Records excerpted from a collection
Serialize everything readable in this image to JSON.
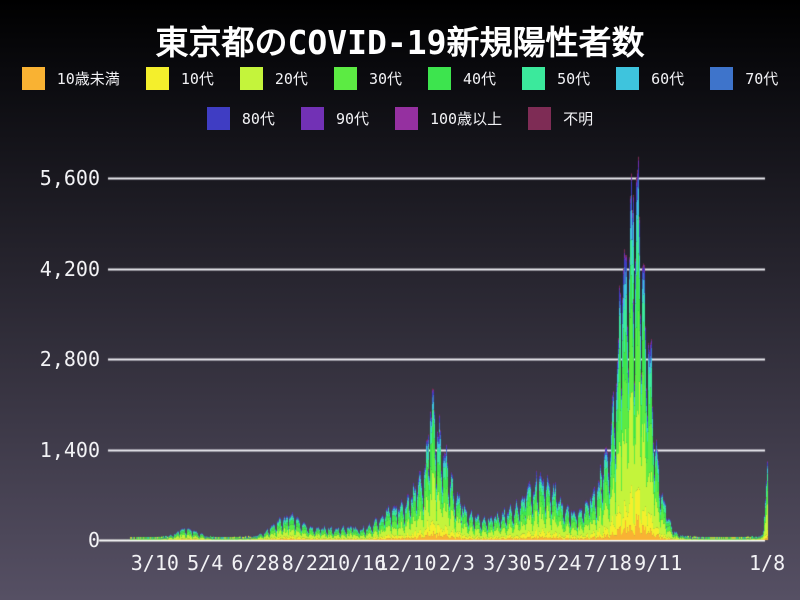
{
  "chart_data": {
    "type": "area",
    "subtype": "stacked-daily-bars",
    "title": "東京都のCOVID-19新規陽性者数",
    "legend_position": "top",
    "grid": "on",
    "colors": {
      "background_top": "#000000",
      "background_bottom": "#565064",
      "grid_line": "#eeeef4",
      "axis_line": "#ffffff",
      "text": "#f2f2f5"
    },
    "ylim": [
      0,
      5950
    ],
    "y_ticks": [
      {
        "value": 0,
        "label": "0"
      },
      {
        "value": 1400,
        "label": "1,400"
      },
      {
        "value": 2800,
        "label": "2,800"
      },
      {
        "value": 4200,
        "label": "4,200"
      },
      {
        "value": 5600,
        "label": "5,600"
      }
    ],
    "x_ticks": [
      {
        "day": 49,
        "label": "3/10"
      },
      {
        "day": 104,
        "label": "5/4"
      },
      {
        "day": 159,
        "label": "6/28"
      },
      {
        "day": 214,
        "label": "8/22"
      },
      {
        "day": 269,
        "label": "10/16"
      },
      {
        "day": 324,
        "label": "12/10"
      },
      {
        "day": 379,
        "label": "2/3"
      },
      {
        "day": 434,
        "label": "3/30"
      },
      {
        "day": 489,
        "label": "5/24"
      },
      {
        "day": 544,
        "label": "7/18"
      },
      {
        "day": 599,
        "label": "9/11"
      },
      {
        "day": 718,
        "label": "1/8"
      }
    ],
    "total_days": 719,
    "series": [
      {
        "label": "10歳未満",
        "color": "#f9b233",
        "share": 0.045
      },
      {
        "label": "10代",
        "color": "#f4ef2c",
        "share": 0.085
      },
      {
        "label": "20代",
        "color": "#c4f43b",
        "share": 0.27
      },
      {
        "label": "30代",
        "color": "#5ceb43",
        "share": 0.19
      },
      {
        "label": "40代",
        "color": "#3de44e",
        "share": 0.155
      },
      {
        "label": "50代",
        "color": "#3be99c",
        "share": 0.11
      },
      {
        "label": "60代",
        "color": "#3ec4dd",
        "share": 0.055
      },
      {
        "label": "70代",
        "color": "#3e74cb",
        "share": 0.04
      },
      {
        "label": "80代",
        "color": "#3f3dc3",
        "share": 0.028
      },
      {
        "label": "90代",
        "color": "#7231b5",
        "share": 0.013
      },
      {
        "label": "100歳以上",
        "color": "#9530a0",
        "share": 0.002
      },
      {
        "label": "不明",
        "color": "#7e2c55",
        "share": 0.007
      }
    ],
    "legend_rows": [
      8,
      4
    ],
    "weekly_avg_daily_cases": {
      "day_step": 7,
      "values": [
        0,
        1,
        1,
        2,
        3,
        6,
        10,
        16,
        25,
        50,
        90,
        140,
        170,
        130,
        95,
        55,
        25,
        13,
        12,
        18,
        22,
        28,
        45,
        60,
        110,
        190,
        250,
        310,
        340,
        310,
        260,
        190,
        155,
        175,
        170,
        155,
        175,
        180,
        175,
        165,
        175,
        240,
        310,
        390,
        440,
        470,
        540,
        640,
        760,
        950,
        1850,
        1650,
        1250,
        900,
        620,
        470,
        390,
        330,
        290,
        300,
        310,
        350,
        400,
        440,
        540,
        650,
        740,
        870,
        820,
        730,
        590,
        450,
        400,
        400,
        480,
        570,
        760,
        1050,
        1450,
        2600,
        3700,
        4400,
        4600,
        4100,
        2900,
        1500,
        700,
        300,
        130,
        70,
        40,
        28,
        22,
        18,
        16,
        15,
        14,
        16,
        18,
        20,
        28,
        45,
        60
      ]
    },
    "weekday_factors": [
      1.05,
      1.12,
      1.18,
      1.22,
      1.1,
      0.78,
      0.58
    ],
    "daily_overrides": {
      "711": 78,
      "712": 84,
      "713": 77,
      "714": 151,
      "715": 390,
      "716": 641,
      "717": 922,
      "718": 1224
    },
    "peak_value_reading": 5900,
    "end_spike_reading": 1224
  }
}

* * *

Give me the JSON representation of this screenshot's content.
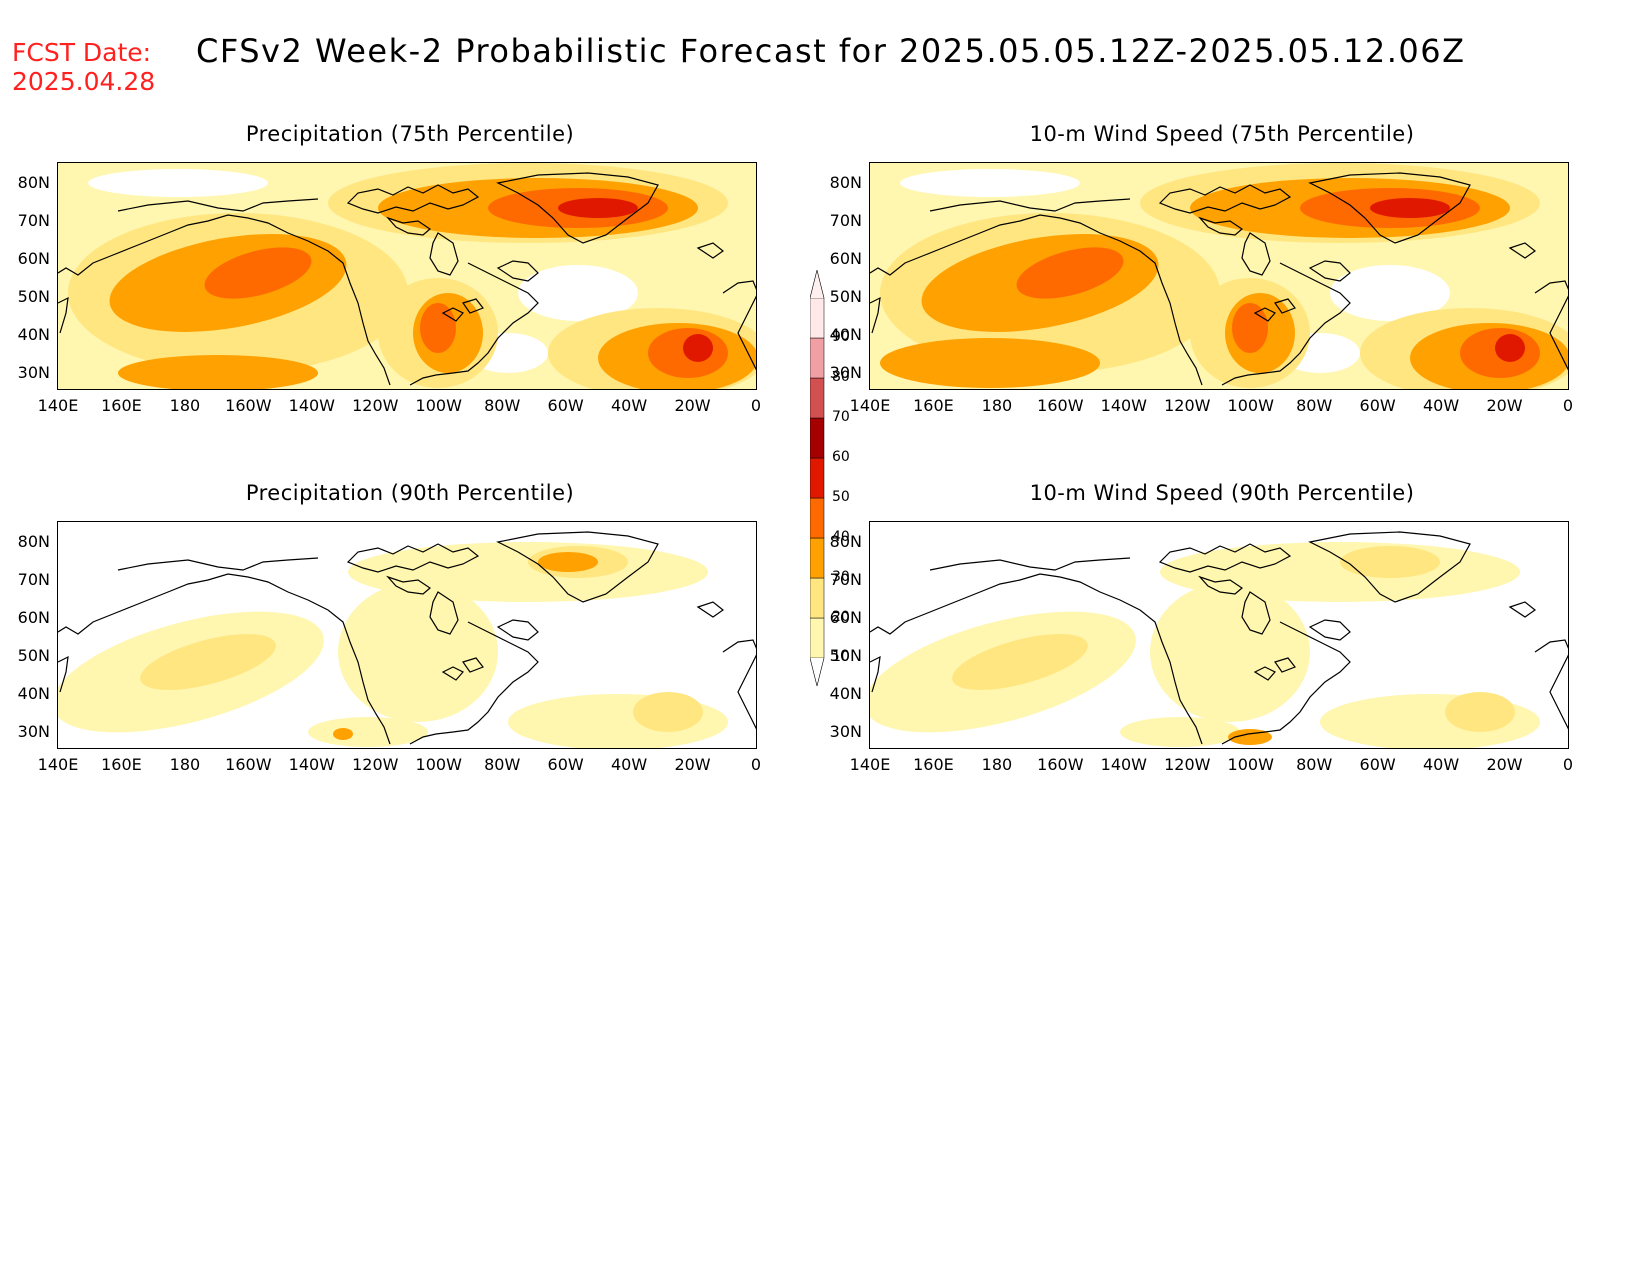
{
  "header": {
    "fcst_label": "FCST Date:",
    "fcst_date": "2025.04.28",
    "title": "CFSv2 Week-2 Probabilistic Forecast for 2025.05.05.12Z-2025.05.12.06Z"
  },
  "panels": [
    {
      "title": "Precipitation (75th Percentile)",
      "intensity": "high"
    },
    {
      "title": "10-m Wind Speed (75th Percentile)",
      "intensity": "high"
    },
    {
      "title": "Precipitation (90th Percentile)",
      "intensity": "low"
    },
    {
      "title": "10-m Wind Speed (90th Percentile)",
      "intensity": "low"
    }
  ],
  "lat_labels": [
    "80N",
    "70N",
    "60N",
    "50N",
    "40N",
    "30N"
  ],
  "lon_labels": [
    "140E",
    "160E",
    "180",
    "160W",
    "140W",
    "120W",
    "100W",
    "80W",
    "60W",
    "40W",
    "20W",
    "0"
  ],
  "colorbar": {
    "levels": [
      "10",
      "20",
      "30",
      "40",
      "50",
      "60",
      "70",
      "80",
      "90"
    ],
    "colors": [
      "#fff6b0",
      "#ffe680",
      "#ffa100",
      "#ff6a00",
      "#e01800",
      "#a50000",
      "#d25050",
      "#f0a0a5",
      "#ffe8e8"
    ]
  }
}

...

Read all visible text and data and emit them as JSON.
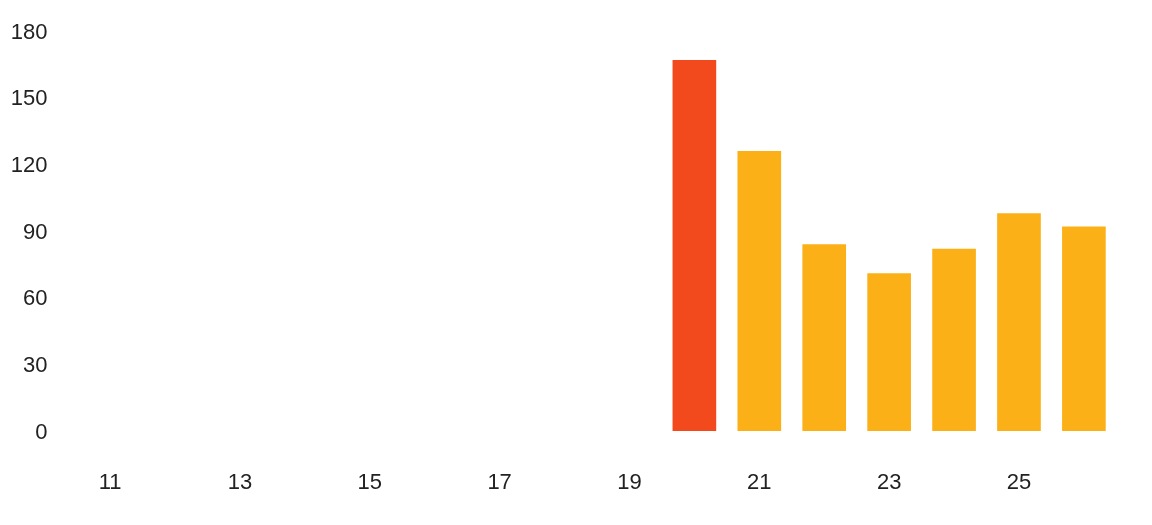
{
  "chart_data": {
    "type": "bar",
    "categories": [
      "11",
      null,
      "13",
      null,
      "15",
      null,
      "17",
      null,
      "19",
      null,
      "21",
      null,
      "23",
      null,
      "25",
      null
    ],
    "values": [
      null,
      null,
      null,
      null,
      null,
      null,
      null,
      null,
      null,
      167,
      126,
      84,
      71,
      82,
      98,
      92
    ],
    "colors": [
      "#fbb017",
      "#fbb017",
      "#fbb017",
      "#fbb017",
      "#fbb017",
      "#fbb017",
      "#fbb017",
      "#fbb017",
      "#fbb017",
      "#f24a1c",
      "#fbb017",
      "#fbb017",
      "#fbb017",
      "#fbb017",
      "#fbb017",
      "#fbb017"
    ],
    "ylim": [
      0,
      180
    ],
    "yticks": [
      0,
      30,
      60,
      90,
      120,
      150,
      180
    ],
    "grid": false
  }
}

DIRECTIONS:
Gather each line holding the string "Percentile".

WRITTEN ANSWER:
      "title": "Precipitation (75th Percentile)",
      "title": "10-m Wind Speed (75th Percentile)",
      "title": "Precipitation (90th Percentile)",
      "title": "10-m Wind Speed (90th Percentile)",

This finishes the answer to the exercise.